*Short exercise*: Examine the material below. Gather every line in which the string "Browse" appears.

[Stored data]

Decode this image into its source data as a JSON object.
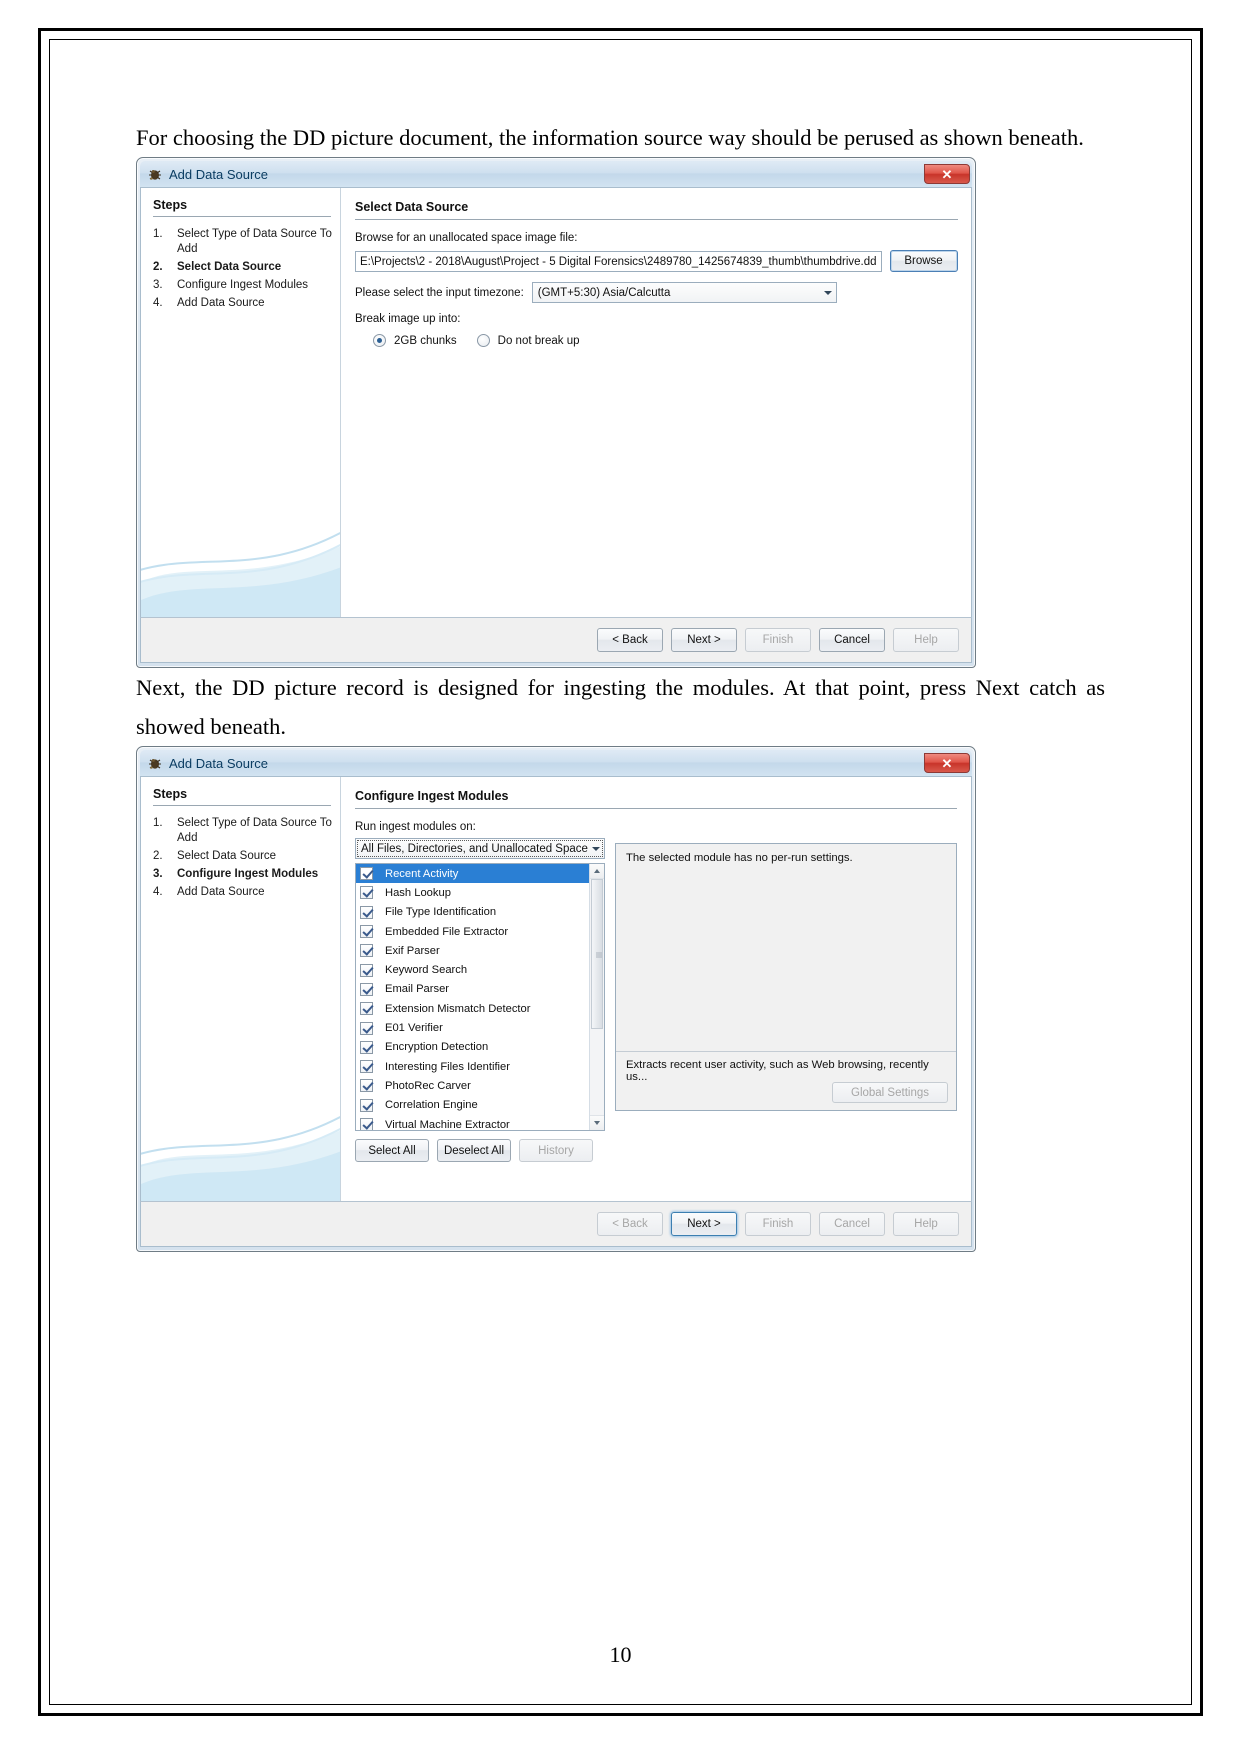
{
  "document": {
    "paragraph_1": "For choosing the DD picture document, the information source way should be perused as shown beneath.",
    "paragraph_2": "Next, the DD picture record is designed for ingesting the modules. At that point, press Next catch as showed beneath.",
    "page_number": "10"
  },
  "dialog1": {
    "title": "Add Data Source",
    "title_icon": "bug-icon",
    "close_label": "✕",
    "steps_heading": "Steps",
    "steps": [
      {
        "num": "1.",
        "label": "Select Type of Data Source To Add",
        "active": false
      },
      {
        "num": "2.",
        "label": "Select Data Source",
        "active": true
      },
      {
        "num": "3.",
        "label": "Configure Ingest Modules",
        "active": false
      },
      {
        "num": "4.",
        "label": "Add Data Source",
        "active": false
      }
    ],
    "panel_title": "Select Data Source",
    "browse_label": "Browse for an unallocated space image file:",
    "path_value": "E:\\Projects\\2 - 2018\\August\\Project - 5 Digital Forensics\\2489780_1425674839_thumb\\thumbdrive.dd",
    "browse_button": "Browse",
    "timezone_label": "Please select the input timezone:",
    "timezone_value": "(GMT+5:30) Asia/Calcutta",
    "break_label": "Break image up into:",
    "radio_chunks": "2GB chunks",
    "radio_nobreak": "Do not break up",
    "radio_selected": "2GB chunks",
    "footer": {
      "back": "< Back",
      "next": "Next >",
      "finish": "Finish",
      "cancel": "Cancel",
      "help": "Help"
    }
  },
  "dialog2": {
    "title": "Add Data Source",
    "title_icon": "bug-icon",
    "close_label": "✕",
    "steps_heading": "Steps",
    "steps": [
      {
        "num": "1.",
        "label": "Select Type of Data Source To Add",
        "active": false
      },
      {
        "num": "2.",
        "label": "Select Data Source",
        "active": false
      },
      {
        "num": "3.",
        "label": "Configure Ingest Modules",
        "active": true
      },
      {
        "num": "4.",
        "label": "Add Data Source",
        "active": false
      }
    ],
    "panel_title": "Configure Ingest Modules",
    "run_on_label": "Run ingest modules on:",
    "run_on_value": "All Files, Directories, and Unallocated Space",
    "modules": [
      {
        "name": "Recent Activity",
        "checked": true,
        "selected": true
      },
      {
        "name": "Hash Lookup",
        "checked": true,
        "selected": false
      },
      {
        "name": "File Type Identification",
        "checked": true,
        "selected": false
      },
      {
        "name": "Embedded File Extractor",
        "checked": true,
        "selected": false
      },
      {
        "name": "Exif Parser",
        "checked": true,
        "selected": false
      },
      {
        "name": "Keyword Search",
        "checked": true,
        "selected": false
      },
      {
        "name": "Email Parser",
        "checked": true,
        "selected": false
      },
      {
        "name": "Extension Mismatch Detector",
        "checked": true,
        "selected": false
      },
      {
        "name": "E01 Verifier",
        "checked": true,
        "selected": false
      },
      {
        "name": "Encryption Detection",
        "checked": true,
        "selected": false
      },
      {
        "name": "Interesting Files Identifier",
        "checked": true,
        "selected": false
      },
      {
        "name": "PhotoRec Carver",
        "checked": true,
        "selected": false
      },
      {
        "name": "Correlation Engine",
        "checked": true,
        "selected": false
      },
      {
        "name": "Virtual Machine Extractor",
        "checked": true,
        "selected": false
      }
    ],
    "select_all": "Select All",
    "deselect_all": "Deselect All",
    "history": "History",
    "no_settings_text": "The selected module has no per-run settings.",
    "module_description": "Extracts recent user activity, such as Web browsing, recently us...",
    "global_settings": "Global Settings",
    "footer": {
      "back": "< Back",
      "next": "Next >",
      "finish": "Finish",
      "cancel": "Cancel",
      "help": "Help"
    }
  }
}
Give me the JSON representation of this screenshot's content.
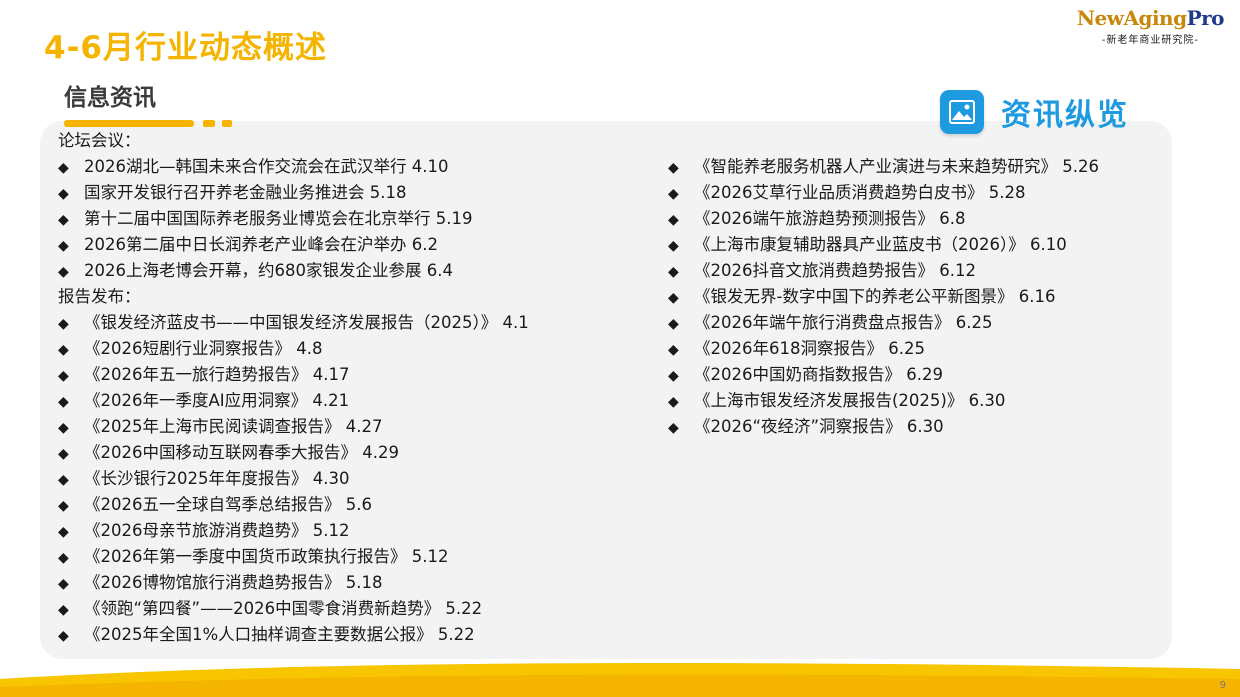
{
  "header": {
    "title": "4-6月行业动态概述",
    "subtitle": "信息资讯"
  },
  "logo": {
    "brand_part1": "NewAging",
    "brand_part2": "Pro",
    "tagline": "-新老年商业研究院-"
  },
  "badge": {
    "icon": "image-icon",
    "label": "资讯纵览"
  },
  "colors": {
    "accent_yellow": "#f5b400",
    "badge_blue": "#1e9ae0",
    "panel_bg": "#f3f3f3"
  },
  "left_column": [
    {
      "type": "heading",
      "text": "论坛会议："
    },
    {
      "type": "item",
      "text": "2026湖北—韩国未来合作交流会在武汉举行 4.10"
    },
    {
      "type": "item",
      "text": "国家开发银行召开养老金融业务推进会 5.18"
    },
    {
      "type": "item",
      "text": "第十二届中国国际养老服务业博览会在北京举行 5.19"
    },
    {
      "type": "item",
      "text": "2026第二届中日长润养老产业峰会在沪举办 6.2"
    },
    {
      "type": "item",
      "text": "2026上海老博会开幕，约680家银发企业参展 6.4"
    },
    {
      "type": "heading",
      "text": "报告发布："
    },
    {
      "type": "item",
      "text": "《银发经济蓝皮书——中国银发经济发展报告（2025）》 4.1"
    },
    {
      "type": "item",
      "text": "《2026短剧行业洞察报告》 4.8"
    },
    {
      "type": "item",
      "text": "《2026年五一旅行趋势报告》 4.17"
    },
    {
      "type": "item",
      "text": "《2026年一季度AI应用洞察》 4.21"
    },
    {
      "type": "item",
      "text": "《2025年上海市民阅读调查报告》 4.27"
    },
    {
      "type": "item",
      "text": "《2026中国移动互联网春季大报告》 4.29"
    },
    {
      "type": "item",
      "text": "《长沙银行2025年年度报告》 4.30"
    },
    {
      "type": "item",
      "text": "《2026五一全球自驾季总结报告》 5.6"
    },
    {
      "type": "item",
      "text": "《2026母亲节旅游消费趋势》 5.12"
    },
    {
      "type": "item",
      "text": "《2026年第一季度中国货币政策执行报告》 5.12"
    },
    {
      "type": "item",
      "text": "《2026博物馆旅行消费趋势报告》 5.18"
    },
    {
      "type": "item",
      "text": "《领跑“第四餐”——2026中国零食消费新趋势》 5.22"
    },
    {
      "type": "item",
      "text": "《2025年全国1%人口抽样调查主要数据公报》 5.22"
    }
  ],
  "right_column": [
    {
      "type": "item",
      "text": "《智能养老服务机器人产业演进与未来趋势研究》 5.26"
    },
    {
      "type": "item",
      "text": "《2026艾草行业品质消费趋势白皮书》 5.28"
    },
    {
      "type": "item",
      "text": "《2026端午旅游趋势预测报告》 6.8"
    },
    {
      "type": "item",
      "text": "《上海市康复辅助器具产业蓝皮书（2026）》 6.10"
    },
    {
      "type": "item",
      "text": "《2026抖音文旅消费趋势报告》 6.12"
    },
    {
      "type": "item",
      "text": "《银发无界-数字中国下的养老公平新图景》 6.16"
    },
    {
      "type": "item",
      "text": "《2026年端午旅行消费盘点报告》 6.25"
    },
    {
      "type": "item",
      "text": "《2026年618洞察报告》 6.25"
    },
    {
      "type": "item",
      "text": "《2026中国奶商指数报告》 6.29"
    },
    {
      "type": "item",
      "text": "《上海市银发经济发展报告(2025)》 6.30"
    },
    {
      "type": "item",
      "text": "《2026“夜经济”洞察报告》 6.30"
    }
  ],
  "footer": {
    "page_number": "9"
  }
}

*Final answer*:
    "browse_label": "Browse for an unallocated space image file:",
    "browse_button": "Browse",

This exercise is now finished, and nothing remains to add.